== Information supplied

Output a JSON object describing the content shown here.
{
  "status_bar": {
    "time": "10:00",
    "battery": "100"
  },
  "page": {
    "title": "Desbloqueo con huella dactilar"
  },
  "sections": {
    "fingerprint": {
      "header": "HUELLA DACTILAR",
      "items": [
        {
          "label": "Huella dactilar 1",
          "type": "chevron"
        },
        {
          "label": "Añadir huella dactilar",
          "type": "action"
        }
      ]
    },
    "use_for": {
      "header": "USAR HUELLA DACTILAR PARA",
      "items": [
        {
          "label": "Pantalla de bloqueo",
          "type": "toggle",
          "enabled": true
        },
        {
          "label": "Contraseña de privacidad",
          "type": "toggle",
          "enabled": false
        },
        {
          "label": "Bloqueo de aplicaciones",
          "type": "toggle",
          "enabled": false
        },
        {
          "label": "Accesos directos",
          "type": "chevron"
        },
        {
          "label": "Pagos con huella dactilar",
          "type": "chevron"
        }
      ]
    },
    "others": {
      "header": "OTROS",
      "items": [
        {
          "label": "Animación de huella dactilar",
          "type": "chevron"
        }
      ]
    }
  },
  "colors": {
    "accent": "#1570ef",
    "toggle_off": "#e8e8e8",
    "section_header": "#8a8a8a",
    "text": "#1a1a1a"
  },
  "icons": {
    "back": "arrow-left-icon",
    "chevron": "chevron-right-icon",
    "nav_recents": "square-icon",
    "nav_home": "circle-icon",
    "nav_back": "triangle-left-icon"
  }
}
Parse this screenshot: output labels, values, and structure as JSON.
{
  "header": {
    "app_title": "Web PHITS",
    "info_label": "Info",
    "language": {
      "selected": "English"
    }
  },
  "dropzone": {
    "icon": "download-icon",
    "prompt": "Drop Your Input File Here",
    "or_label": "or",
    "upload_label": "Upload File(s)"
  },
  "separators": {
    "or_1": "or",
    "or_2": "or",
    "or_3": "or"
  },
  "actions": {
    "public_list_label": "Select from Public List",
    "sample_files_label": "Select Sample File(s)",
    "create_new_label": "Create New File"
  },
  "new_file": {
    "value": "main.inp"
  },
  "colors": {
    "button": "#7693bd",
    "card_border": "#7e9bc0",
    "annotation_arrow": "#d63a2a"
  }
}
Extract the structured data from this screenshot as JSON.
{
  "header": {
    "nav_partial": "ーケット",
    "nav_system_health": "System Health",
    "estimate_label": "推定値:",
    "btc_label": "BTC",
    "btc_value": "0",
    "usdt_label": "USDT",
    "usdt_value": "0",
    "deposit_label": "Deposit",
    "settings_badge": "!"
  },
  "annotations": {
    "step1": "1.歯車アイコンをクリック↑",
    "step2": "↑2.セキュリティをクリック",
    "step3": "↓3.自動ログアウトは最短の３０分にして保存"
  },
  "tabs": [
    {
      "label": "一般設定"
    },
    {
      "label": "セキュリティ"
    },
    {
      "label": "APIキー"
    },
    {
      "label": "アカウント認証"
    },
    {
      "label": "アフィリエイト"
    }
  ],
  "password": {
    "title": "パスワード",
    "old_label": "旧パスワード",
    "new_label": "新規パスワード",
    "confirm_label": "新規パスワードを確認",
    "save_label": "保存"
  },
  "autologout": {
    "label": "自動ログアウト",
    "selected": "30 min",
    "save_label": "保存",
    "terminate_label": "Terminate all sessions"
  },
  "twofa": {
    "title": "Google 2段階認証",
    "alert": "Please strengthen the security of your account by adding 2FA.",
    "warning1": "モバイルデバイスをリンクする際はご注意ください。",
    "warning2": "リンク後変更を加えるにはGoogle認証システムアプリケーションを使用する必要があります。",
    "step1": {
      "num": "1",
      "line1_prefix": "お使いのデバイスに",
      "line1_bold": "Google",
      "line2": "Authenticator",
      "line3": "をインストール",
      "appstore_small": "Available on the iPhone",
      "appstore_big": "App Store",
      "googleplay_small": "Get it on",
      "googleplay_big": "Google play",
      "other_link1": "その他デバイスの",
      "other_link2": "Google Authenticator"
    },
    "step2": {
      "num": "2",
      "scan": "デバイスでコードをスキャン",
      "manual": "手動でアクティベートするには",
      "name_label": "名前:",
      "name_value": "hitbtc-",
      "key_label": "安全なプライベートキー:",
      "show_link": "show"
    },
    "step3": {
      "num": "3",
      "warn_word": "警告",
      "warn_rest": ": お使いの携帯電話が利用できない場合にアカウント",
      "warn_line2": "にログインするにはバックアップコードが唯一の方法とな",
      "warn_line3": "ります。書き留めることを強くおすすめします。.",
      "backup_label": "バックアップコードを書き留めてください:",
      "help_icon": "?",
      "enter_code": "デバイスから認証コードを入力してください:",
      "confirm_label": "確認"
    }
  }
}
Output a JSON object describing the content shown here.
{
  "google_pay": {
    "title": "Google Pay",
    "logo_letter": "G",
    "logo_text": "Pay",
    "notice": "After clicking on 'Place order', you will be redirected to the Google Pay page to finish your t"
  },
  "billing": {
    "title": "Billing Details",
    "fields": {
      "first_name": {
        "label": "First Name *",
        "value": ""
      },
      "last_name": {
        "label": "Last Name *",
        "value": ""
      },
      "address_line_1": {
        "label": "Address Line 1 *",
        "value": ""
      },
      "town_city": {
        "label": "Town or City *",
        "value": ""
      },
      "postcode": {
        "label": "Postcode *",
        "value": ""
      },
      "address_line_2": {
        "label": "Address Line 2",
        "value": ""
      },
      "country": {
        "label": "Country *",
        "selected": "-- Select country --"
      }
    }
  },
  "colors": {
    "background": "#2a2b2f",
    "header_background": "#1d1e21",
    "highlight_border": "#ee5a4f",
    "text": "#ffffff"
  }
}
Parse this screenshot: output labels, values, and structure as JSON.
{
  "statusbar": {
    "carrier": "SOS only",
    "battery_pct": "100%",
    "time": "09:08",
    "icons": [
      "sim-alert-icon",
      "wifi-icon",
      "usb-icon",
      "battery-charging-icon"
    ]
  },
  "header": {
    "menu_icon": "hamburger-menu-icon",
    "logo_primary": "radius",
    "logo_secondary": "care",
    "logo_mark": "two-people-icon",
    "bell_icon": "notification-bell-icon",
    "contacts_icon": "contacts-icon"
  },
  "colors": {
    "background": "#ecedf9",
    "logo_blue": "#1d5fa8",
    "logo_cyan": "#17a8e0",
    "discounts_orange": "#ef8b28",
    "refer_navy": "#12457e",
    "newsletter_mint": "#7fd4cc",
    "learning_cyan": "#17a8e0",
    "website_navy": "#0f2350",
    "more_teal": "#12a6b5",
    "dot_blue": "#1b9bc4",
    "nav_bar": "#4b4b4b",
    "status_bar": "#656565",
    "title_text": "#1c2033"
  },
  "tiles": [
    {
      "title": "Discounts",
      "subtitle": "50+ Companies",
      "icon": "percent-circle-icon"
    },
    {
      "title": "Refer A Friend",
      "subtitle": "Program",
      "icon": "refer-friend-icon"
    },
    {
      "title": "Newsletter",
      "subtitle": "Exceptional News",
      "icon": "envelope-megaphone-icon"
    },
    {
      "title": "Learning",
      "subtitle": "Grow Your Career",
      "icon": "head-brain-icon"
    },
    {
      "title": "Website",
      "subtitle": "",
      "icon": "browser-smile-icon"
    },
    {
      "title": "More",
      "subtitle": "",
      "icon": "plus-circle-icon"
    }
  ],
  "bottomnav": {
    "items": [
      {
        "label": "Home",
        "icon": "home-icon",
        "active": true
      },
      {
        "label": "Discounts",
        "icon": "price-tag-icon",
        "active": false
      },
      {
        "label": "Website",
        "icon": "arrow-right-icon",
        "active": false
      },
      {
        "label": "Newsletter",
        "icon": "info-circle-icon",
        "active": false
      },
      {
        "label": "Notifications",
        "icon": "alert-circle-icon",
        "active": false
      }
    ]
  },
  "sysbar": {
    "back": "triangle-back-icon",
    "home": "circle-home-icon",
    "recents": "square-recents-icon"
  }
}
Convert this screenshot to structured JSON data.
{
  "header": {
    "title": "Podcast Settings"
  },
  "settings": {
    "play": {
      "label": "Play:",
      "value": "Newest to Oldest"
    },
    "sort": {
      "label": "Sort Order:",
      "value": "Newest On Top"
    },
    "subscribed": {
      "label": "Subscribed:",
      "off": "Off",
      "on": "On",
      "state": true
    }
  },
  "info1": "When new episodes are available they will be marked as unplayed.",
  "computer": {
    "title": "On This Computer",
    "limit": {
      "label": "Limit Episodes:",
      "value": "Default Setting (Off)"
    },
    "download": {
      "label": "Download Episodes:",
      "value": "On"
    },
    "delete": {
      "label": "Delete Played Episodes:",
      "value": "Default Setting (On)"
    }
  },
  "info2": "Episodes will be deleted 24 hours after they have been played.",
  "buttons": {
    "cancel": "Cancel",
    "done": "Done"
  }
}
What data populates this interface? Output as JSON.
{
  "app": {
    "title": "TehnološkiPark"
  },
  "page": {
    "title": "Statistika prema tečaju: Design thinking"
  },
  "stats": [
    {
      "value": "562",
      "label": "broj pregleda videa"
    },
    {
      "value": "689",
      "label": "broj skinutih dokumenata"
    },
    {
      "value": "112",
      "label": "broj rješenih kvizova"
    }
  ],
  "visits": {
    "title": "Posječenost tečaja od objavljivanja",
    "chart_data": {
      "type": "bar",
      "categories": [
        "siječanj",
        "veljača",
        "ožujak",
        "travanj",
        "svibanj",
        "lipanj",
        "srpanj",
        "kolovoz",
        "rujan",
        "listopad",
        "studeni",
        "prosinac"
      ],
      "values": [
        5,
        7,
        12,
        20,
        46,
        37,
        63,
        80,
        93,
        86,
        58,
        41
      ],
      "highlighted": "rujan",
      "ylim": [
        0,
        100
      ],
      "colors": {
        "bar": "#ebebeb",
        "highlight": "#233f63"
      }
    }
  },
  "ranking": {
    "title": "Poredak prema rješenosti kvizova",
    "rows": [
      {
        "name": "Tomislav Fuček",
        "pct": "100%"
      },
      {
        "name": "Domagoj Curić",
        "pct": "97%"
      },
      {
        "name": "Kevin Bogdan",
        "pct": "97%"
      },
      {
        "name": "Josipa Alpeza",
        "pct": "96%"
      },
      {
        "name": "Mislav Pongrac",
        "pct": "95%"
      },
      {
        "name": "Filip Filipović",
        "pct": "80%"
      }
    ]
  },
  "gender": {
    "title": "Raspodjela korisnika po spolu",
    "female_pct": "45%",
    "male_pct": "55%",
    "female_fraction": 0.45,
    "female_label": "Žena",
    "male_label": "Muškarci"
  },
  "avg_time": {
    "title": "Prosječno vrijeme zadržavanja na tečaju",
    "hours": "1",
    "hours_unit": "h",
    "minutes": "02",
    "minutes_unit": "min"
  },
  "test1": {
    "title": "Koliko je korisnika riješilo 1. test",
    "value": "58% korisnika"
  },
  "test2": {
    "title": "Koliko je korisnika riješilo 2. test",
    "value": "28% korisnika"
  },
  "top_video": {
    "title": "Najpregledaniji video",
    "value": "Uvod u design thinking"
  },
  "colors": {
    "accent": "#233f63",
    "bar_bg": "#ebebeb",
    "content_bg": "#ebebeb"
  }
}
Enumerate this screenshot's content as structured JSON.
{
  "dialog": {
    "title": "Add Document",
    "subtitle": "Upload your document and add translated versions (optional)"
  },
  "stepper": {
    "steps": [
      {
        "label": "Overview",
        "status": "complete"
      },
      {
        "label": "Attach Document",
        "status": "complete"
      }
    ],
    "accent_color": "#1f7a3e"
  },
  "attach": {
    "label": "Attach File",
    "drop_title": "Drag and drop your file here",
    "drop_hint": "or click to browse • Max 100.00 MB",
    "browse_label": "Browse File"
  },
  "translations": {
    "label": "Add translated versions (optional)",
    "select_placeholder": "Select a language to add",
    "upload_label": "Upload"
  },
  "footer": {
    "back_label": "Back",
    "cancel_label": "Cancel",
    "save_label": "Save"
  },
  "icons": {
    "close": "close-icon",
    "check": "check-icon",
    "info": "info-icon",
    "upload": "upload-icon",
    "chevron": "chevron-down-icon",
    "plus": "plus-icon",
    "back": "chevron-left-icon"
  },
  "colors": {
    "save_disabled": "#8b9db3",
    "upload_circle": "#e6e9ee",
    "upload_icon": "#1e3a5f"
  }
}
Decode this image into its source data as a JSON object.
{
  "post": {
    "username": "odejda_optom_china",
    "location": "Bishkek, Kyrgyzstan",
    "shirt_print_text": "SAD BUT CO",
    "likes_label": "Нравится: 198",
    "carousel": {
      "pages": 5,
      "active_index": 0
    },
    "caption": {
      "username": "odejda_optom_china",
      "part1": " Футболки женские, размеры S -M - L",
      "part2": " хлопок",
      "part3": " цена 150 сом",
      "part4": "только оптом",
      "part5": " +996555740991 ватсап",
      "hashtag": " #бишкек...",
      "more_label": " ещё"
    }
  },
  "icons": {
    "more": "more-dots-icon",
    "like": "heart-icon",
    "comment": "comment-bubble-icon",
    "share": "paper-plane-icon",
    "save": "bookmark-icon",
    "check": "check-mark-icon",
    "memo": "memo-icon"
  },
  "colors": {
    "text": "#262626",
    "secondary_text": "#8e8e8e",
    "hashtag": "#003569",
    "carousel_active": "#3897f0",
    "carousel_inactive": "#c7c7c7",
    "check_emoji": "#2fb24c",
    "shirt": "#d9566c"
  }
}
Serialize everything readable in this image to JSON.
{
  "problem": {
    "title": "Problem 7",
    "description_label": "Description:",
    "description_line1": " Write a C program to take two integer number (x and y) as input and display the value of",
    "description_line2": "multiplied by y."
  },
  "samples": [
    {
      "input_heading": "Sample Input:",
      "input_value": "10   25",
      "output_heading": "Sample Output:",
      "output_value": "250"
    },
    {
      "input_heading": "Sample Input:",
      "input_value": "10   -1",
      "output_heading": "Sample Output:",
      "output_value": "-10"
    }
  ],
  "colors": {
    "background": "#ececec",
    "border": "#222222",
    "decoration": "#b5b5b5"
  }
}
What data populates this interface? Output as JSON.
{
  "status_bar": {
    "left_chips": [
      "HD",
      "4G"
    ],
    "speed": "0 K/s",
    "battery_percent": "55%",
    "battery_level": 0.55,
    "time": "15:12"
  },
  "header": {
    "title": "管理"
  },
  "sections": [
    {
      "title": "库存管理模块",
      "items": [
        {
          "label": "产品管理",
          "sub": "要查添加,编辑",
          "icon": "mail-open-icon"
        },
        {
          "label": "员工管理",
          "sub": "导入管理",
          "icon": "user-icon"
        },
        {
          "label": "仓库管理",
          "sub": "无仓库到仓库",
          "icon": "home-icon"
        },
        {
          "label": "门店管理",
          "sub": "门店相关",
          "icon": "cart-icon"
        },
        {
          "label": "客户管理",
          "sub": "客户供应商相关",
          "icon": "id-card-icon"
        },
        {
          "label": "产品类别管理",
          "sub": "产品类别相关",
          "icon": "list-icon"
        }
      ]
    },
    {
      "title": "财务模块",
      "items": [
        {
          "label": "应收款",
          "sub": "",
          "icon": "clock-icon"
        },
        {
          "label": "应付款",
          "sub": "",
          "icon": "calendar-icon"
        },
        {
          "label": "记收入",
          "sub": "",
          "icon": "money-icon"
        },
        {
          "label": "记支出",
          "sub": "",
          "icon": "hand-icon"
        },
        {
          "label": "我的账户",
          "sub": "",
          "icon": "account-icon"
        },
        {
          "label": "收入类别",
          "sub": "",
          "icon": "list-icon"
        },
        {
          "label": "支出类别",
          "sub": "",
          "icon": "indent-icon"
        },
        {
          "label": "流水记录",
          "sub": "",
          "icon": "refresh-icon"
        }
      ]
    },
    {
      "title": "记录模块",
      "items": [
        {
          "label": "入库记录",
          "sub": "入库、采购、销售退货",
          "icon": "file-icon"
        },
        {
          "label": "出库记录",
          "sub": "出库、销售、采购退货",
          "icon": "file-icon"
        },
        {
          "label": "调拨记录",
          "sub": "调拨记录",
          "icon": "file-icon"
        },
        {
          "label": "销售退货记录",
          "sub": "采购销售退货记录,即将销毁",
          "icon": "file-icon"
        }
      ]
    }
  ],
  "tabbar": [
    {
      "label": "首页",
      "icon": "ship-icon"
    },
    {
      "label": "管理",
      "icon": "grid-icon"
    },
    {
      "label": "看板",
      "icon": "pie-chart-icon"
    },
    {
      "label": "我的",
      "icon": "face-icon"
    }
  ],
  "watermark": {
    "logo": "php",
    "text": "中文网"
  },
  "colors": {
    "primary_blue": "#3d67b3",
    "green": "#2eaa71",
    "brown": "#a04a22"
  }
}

====

Pull every line containing "prema" from the data.

    "title": "Statistika prema tečaju: Design thinking"
    "title": "Poredak prema rješenosti kvizova",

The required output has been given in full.